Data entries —
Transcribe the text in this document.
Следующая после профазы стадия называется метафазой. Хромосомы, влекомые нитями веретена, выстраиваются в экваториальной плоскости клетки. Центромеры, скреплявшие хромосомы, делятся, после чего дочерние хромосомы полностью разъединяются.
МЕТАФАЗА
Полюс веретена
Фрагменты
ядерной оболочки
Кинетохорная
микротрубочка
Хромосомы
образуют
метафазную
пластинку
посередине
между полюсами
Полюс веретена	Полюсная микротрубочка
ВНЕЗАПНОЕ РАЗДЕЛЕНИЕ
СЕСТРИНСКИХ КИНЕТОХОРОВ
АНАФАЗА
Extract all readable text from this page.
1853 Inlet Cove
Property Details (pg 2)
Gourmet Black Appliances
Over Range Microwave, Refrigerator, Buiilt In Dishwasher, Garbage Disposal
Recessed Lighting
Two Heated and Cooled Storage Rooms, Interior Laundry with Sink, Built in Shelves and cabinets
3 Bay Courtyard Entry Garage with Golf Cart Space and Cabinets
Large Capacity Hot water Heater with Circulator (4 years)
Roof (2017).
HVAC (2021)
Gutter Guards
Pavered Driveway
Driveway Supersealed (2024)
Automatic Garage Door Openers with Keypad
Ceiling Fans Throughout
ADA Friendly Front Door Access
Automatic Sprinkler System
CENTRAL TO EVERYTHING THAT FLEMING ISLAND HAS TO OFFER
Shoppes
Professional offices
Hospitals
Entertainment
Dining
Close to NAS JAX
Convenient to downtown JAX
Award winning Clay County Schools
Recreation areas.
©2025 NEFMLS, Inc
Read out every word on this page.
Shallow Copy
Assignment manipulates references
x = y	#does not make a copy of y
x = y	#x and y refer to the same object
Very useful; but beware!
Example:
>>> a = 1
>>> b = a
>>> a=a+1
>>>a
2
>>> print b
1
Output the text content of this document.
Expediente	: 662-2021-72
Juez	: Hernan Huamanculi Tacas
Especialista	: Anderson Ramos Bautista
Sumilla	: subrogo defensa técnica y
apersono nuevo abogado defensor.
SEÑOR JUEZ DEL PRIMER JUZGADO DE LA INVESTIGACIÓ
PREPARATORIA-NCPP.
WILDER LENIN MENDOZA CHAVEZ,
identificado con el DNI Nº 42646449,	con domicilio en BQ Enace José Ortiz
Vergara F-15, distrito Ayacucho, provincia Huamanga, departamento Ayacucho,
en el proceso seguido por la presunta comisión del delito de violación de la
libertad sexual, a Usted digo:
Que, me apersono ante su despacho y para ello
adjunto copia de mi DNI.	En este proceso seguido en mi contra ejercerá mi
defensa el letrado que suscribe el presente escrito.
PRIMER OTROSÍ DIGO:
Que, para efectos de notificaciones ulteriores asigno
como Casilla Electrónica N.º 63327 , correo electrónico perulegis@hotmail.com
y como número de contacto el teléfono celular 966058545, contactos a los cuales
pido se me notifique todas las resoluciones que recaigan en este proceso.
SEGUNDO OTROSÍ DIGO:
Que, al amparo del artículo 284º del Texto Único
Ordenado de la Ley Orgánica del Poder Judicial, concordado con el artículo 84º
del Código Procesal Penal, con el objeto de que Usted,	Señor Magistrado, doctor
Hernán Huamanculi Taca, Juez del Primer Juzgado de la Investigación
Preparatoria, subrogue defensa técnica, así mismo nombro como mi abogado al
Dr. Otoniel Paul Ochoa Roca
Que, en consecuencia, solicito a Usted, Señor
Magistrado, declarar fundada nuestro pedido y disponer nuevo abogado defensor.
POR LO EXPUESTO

Given exercise — Identify and copy the lines holding the word "микротрубочка".

Correct answer —
микротрубочка
Полюс веретена	Полюсная микротрубочка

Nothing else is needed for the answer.